··· Text segment ···
Table expressions are queries that represent a relational table in SQL Server. They can be interacted with in the same way you would do a normal table. Table expressions are not persistent objects in the database. When they get used within SQL statements the underlying objects making up the table expression can be inlined within the statement. Depending on the complexity of the table expressions this can result in effective or terrible execution plans. As a table expression represents a relation it must adhere to a few rules:
- The table expression must provide column names for each column specified;
- The table expression cannot have two columns with the same name;
- An ORDER BY clause is not allowed unless the TOP or OFFSET-FETCH is used. SQL is based on multiset theory and a set has no order.
SQL Server supports four different types of table expression; a derived table, common table expression also known as a CTE, view, and an inline table-value function also known as ITVF. Table expressions are commonly used to simplify complex sections of code into logical parts and provide code reuse.
Derived Table
A derived table is a subquery with a name and is specified in the FROM clause of a SQL statement. Because it is defined in a SQL statement it is only available within the scope of the statement that defined it. Derived tables can be useful as you can include complex logic within the derived table and refer to the columns alias of the derived table directly in the outer query.
··· Extracted entries ···
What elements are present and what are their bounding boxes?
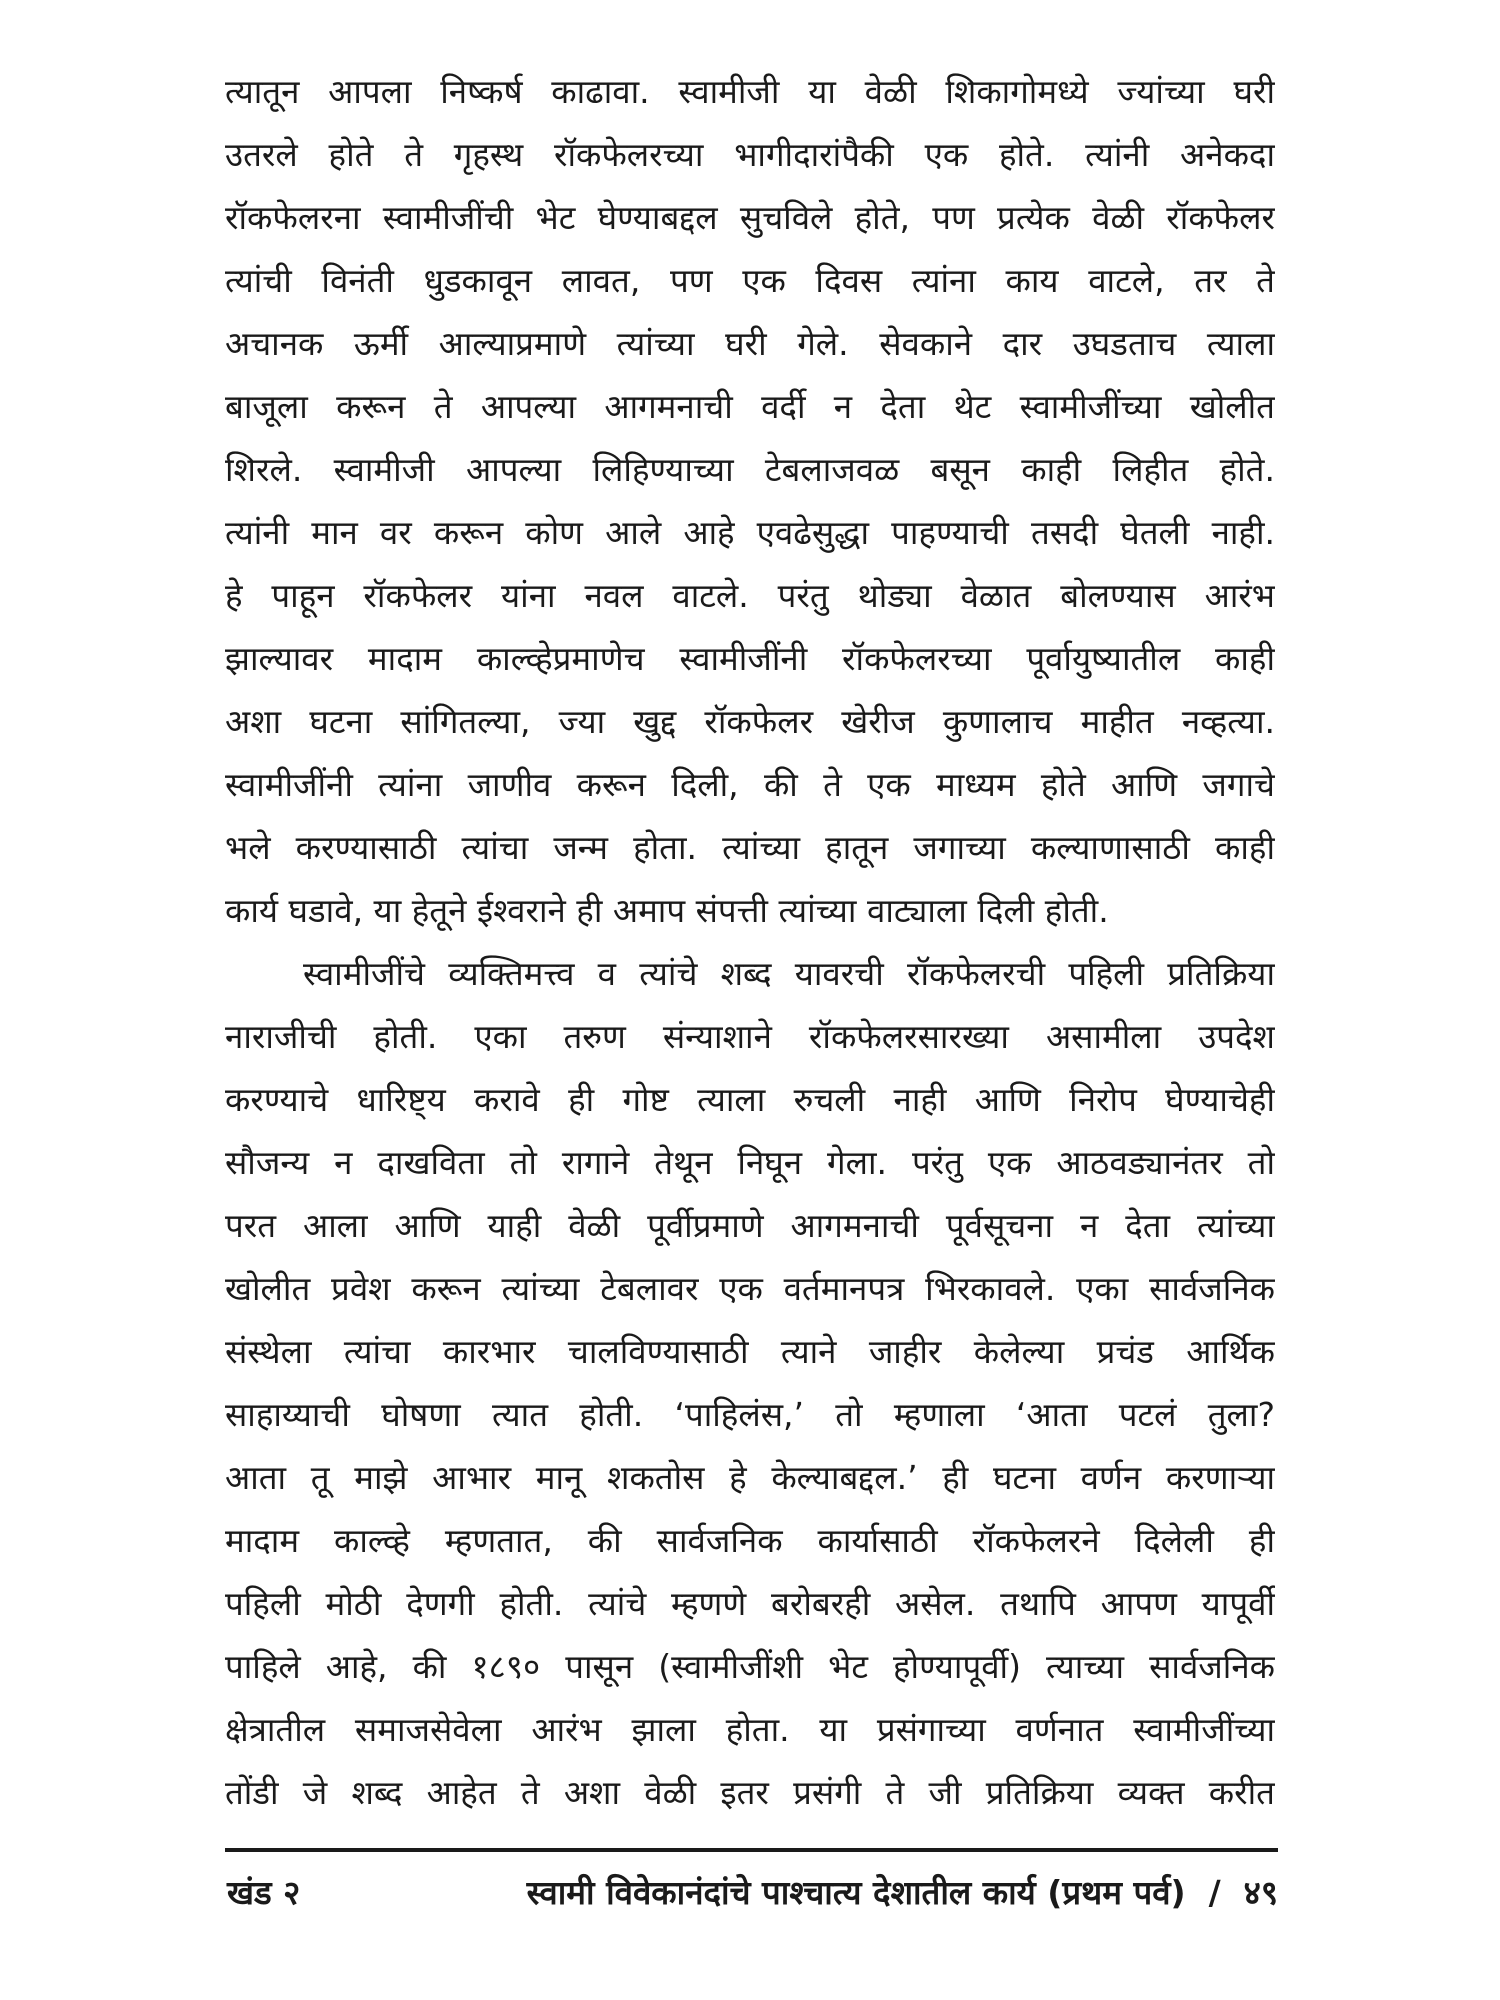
···
··· Extracted entries ···
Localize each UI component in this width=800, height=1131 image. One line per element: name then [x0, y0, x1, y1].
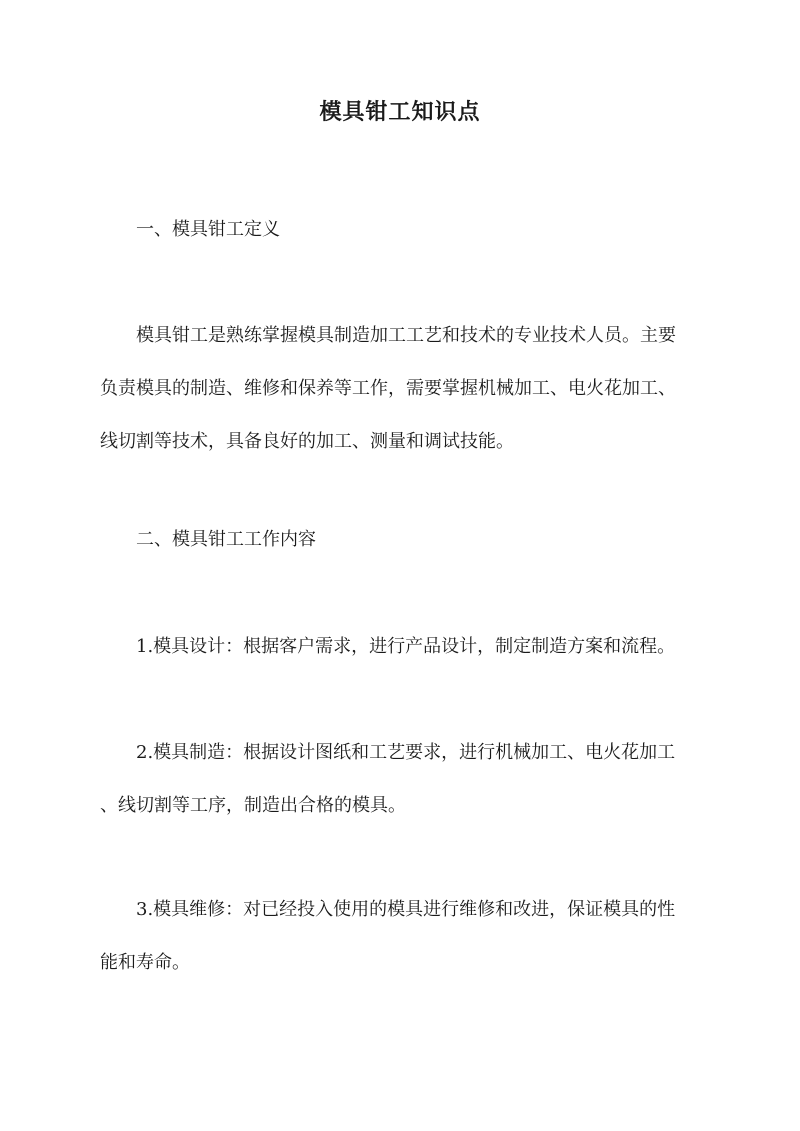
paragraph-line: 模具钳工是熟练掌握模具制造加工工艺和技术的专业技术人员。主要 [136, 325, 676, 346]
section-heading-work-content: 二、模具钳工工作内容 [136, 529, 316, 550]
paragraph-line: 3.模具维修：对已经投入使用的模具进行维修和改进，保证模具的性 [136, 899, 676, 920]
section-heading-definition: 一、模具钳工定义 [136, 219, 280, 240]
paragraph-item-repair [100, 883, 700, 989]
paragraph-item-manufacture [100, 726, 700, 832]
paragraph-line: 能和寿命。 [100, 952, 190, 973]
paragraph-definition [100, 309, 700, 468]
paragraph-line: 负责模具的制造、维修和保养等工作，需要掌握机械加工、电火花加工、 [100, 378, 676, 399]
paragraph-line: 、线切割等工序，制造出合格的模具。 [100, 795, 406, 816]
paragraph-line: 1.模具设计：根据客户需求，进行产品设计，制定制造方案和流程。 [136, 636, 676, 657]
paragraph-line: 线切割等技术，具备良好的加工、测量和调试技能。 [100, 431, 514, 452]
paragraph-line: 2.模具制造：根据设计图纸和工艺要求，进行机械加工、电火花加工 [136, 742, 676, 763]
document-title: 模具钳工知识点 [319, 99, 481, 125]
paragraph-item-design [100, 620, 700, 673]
···
- [Required task 1]:
Do statements (a), (b) and (c) agree with the table expressions text? Answer yes or no for each, quoting the deciding words of the text exactly.
(a) Table expressions are stored as persistent objects in the database.
(b) A table expression may contain an ORDER BY clause when TOP or OFFSET-FETCH is used.
(c) A derived table can be used outside the statement that defined it.
- [Required task 2]:
Can you swap "outer query" for "enclosing query" and write out the part of the table expressions text that opens with "SQL Server supports" and closes with "the outer query."?

- [Full answer 1]:
(a) No: "Table expressions are not persistent objects in the database."
(b) Yes: "An ORDER BY clause is not allowed unless the TOP or OFFSET-FETCH is used."
(c) No: "it is only available within the scope of the statement that defined it."

- [Full answer 2]:
SQL Server supports four different types of table expression; a derived table, common table expression also known as a CTE, view, and an inline table-value function also known as ITVF. Table expressions are commonly used to simplify complex sections of code into logical parts and provide code reuse.
Derived Table
A derived table is a subquery with a name and is specified in the FROM clause of a SQL statement. Because it is defined in a SQL statement it is only available within the scope of the statement that defined it. Derived tables can be useful as you can include complex logic within the derived table and refer to the columns alias of the derived table directly in the enclosing query.